Records shown:
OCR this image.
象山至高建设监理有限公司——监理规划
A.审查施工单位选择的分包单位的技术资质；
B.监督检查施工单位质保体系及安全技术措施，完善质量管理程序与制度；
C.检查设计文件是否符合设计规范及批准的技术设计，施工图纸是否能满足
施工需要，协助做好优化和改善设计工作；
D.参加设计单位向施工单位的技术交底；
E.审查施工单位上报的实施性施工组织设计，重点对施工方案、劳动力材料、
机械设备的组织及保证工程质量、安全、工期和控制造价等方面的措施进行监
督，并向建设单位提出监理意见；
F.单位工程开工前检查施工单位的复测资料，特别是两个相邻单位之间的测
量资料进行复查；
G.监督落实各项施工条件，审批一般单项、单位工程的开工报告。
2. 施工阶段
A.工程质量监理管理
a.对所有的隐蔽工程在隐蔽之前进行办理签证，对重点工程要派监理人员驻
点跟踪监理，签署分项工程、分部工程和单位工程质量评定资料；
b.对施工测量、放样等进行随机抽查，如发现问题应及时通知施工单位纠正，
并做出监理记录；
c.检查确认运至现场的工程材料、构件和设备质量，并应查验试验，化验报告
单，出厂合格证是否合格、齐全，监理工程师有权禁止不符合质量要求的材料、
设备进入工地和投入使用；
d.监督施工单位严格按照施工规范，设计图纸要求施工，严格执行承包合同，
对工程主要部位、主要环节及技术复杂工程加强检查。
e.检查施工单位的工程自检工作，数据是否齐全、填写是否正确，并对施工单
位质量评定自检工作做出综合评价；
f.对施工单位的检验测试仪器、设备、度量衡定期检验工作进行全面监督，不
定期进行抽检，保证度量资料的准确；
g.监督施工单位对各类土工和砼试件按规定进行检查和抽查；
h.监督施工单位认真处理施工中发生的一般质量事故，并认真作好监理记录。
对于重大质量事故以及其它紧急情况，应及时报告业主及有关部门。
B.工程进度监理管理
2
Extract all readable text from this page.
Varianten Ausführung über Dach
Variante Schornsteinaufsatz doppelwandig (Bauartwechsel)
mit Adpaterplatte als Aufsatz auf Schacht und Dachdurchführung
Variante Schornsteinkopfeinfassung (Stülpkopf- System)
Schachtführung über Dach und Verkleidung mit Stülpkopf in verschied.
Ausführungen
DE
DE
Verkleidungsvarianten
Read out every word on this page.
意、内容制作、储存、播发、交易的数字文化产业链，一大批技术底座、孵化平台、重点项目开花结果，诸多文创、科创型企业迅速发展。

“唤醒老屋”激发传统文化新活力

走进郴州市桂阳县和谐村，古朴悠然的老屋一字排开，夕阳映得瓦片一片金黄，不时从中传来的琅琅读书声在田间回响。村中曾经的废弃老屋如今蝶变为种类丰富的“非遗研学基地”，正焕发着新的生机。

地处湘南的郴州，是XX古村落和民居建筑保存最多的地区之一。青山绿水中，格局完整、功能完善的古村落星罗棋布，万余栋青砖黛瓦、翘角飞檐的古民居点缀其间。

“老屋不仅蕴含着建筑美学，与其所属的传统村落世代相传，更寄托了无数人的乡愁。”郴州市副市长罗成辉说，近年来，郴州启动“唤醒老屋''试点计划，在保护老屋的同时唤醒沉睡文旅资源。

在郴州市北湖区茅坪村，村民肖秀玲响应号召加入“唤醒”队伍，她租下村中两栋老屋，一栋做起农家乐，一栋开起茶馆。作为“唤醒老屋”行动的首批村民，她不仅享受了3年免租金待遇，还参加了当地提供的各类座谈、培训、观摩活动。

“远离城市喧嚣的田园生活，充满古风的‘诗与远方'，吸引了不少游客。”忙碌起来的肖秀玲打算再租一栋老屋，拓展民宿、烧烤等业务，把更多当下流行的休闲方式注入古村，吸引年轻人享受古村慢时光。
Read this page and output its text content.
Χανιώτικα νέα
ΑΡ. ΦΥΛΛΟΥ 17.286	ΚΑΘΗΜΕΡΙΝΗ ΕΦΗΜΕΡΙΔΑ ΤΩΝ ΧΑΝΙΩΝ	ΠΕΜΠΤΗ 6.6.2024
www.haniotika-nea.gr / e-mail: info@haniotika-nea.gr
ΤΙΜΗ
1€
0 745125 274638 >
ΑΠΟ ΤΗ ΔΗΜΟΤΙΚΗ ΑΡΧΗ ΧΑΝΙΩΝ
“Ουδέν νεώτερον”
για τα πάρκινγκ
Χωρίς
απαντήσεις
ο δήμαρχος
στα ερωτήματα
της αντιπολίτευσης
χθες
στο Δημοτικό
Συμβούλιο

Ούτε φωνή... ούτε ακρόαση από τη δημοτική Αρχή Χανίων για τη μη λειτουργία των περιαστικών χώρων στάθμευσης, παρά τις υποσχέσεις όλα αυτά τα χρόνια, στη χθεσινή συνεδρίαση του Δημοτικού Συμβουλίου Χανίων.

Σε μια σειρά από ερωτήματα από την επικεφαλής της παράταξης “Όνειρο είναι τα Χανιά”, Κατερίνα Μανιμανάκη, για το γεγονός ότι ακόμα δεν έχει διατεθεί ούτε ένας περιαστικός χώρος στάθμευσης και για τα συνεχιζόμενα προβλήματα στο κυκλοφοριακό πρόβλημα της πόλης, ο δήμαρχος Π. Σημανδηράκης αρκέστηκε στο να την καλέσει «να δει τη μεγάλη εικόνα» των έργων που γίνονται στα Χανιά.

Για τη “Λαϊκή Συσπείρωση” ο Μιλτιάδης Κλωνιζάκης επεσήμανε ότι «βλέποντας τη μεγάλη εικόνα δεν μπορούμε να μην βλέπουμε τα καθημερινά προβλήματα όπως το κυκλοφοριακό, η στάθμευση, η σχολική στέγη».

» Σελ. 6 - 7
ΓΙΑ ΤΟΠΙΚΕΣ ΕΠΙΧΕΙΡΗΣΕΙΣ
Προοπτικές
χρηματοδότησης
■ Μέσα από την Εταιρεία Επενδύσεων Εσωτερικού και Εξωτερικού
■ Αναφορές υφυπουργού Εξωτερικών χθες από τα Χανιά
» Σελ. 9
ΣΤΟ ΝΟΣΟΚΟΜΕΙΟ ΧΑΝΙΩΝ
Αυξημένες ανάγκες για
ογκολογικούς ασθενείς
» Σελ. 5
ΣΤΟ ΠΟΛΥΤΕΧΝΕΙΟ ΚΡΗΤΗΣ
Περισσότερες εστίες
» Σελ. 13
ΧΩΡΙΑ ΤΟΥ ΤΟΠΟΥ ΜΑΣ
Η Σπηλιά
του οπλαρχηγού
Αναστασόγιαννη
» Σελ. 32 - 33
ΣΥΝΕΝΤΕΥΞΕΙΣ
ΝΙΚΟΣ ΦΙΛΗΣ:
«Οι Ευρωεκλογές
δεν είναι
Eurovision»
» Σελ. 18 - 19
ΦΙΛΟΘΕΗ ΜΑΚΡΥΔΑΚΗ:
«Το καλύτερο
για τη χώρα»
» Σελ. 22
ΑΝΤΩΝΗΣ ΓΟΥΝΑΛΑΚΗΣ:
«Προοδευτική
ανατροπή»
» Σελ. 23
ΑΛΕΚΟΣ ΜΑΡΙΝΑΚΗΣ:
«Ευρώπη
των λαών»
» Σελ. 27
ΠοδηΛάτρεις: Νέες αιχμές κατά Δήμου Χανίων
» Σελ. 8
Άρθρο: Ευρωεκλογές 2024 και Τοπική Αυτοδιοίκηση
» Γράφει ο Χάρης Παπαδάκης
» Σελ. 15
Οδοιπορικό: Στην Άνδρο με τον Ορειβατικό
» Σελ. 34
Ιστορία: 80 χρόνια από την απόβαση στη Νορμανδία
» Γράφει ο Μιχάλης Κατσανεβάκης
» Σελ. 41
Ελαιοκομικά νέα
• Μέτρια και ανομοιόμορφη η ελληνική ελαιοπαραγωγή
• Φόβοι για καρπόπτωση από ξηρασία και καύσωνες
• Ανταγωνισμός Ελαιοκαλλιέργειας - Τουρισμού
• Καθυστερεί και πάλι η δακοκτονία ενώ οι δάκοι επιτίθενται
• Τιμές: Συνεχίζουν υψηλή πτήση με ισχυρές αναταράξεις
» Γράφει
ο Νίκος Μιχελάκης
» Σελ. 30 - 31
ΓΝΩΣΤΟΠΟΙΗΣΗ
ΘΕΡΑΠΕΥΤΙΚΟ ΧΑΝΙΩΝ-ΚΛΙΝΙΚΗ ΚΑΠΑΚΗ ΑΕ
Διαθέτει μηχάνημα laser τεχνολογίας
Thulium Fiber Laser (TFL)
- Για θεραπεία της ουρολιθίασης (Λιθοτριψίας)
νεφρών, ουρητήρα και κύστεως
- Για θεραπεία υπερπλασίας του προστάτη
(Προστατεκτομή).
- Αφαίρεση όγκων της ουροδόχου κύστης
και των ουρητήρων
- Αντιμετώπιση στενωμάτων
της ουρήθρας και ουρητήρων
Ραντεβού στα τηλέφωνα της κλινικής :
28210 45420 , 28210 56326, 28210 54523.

Required work: Filter for "στάθμευσης". Return all lines that hold it.

Result for this task:
Ούτε φωνή... ούτε ακρόαση από τη δημοτική Αρχή Χανίων για τη μη λειτουργία των περιαστικών χώρων στάθμευσης, παρά τις υποσχέσεις όλα αυτά τα χρόνια, στη χθεσινή συνεδρίαση του Δημοτικού Συμβουλίου Χανίων.
Σε μια σειρά από ερωτήματα από την επικεφαλής της παράταξης “Όνειρο είναι τα Χανιά”, Κατερίνα Μανιμανάκη, για το γεγονός ότι ακόμα δεν έχει διατεθεί ούτε ένας περιαστικός χώρος στάθμευσης και για τα συνεχιζόμενα προβλήματα στο κυκλοφοριακό πρόβλημα της πόλης, ο δήμαρχος Π. Σημανδηράκης αρκέστηκε στο να την καλέσει «να δει τη μεγάλη εικόνα» των έργων που γίνονται στα Χανιά.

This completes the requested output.